*Requirements*
Repeat all of the material exactly as given.

*Records for the task*

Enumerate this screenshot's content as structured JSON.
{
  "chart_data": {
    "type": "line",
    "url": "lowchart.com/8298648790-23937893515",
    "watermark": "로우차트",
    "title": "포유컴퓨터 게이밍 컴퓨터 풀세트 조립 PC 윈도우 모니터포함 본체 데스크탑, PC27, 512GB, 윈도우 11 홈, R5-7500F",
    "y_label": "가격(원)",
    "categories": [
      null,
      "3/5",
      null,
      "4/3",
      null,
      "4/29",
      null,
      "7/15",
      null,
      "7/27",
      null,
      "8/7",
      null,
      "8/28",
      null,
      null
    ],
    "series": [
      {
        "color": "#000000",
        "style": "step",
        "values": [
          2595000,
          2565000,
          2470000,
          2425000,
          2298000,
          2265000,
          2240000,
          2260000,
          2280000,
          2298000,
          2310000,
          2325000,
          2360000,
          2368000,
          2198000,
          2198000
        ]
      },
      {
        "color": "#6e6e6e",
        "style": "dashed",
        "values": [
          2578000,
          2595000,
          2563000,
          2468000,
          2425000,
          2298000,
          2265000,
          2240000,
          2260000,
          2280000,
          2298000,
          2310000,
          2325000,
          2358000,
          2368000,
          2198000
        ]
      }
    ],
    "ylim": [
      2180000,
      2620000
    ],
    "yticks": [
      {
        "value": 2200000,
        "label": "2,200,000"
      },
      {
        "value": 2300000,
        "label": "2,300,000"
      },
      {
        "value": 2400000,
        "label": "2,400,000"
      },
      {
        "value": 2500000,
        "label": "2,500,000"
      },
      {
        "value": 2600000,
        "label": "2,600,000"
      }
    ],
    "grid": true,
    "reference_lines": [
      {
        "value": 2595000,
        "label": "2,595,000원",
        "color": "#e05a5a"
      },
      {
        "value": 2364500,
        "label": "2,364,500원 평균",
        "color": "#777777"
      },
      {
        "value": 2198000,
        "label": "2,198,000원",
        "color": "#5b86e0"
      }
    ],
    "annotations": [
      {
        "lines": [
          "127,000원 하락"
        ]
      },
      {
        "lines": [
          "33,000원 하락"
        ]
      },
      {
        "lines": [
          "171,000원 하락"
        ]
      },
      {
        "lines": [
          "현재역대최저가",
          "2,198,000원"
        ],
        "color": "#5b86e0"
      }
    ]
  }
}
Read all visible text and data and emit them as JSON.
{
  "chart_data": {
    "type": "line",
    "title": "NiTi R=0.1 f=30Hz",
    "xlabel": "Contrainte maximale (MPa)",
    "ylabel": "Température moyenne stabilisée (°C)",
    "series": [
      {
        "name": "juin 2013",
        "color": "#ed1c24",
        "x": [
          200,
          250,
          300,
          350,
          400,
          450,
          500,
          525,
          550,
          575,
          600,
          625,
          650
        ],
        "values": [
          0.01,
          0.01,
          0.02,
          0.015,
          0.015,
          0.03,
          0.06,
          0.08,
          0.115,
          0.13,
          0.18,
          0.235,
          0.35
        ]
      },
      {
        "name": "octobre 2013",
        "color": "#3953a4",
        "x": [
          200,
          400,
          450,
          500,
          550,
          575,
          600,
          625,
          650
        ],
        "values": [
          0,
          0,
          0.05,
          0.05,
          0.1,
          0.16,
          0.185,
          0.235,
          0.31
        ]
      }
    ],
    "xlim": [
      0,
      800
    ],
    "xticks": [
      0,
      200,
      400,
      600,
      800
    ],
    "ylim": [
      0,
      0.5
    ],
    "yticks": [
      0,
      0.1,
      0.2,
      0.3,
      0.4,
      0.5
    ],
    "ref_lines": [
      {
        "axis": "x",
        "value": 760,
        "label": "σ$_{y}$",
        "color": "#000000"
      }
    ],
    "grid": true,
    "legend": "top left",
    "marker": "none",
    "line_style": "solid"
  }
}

*The solution*
Enumerate this screenshot's content as structured JSON.
{
  "chart_data": {
    "type": "line",
    "url": "lowchart.com/8298648790-23937893515",
    "watermark": "로우차트",
    "title": "포유컴퓨터 게이밍 컴퓨터 풀세트 조립 PC 윈도우 모니터포함 본체 데스크탑, PC27, 512GB, 윈도우 11 홈, R5-7500F",
    "y_label": "가격(원)",
    "categories": [
      null,
      "3/5",
      null,
      "4/3",
      null,
      "4/29",
      null,
      "7/15",
      null,
      "7/27",
      null,
      "8/7",
      null,
      "8/28",
      null,
      null
    ],
    "series": [
      {
        "color": "#000000",
        "style": "step",
        "values": [
          2595000,
          2565000,
          2470000,
          2425000,
          2298000,
          2265000,
          2240000,
          2260000,
          2280000,
          2298000,
          2310000,
          2325000,
          2360000,
          2368000,
          2198000,
          2198000
        ]
      },
      {
        "color": "#6e6e6e",
        "style": "dashed",
        "values": [
          2578000,
          2595000,
          2563000,
          2468000,
          2425000,
          2298000,
          2265000,
          2240000,
          2260000,
          2280000,
          2298000,
          2310000,
          2325000,
          2358000,
          2368000,
          2198000
        ]
      }
    ],
    "ylim": [
      2180000,
      2620000
    ],
    "yticks": [
      {
        "value": 2200000,
        "label": "2,200,000"
      },
      {
        "value": 2300000,
        "label": "2,300,000"
      },
      {
        "value": 2400000,
        "label": "2,400,000"
      },
      {
        "value": 2500000,
        "label": "2,500,000"
      },
      {
        "value": 2600000,
        "label": "2,600,000"
      }
    ],
    "grid": true,
    "reference_lines": [
      {
        "value": 2595000,
        "label": "2,595,000원",
        "color": "#e05a5a"
      },
      {
        "value": 2364500,
        "label": "2,364,500원 평균",
        "color": "#777777"
      },
      {
        "value": 2198000,
        "label": "2,198,000원",
        "color": "#5b86e0"
      }
    ],
    "annotations": [
      {
        "lines": [
          "127,000원 하락"
        ]
      },
      {
        "lines": [
          "33,000원 하락"
        ]
      },
      {
        "lines": [
          "171,000원 하락"
        ]
      },
      {
        "lines": [
          "현재역대최저가",
          "2,198,000원"
        ],
        "color": "#5b86e0"
      }
    ]
  }
}
Read all visible text and data and emit them as JSON.
{
  "chart_data": {
    "type": "line",
    "title": "NiTi R=0.1 f=30Hz",
    "xlabel": "Contrainte maximale (MPa)",
    "ylabel": "Température moyenne stabilisée (°C)",
    "series": [
      {
        "name": "juin 2013",
        "color": "#ed1c24",
        "x": [
          200,
          250,
          300,
          350,
          400,
          450,
          500,
          525,
          550,
          575,
          600,
          625,
          650
        ],
        "values": [
          0.01,
          0.01,
          0.02,
          0.015,
          0.015,
          0.03,
          0.06,
          0.08,
          0.115,
          0.13,
          0.18,
          0.235,
          0.35
        ]
      },
      {
        "name": "octobre 2013",
        "color": "#3953a4",
        "x": [
          200,
          400,
          450,
          500,
          550,
          575,
          600,
          625,
          650
        ],
        "values": [
          0,
          0,
          0.05,
          0.05,
          0.1,
          0.16,
          0.185,
          0.235,
          0.31
        ]
      }
    ],
    "xlim": [
      0,
      800
    ],
    "xticks": [
      0,
      200,
      400,
      600,
      800
    ],
    "ylim": [
      0,
      0.5
    ],
    "yticks": [
      0,
      0.1,
      0.2,
      0.3,
      0.4,
      0.5
    ],
    "ref_lines": [
      {
        "axis": "x",
        "value": 760,
        "label": "σ$_{y}$",
        "color": "#000000"
      }
    ],
    "grid": true,
    "legend": "top left",
    "marker": "none",
    "line_style": "solid"
  }
}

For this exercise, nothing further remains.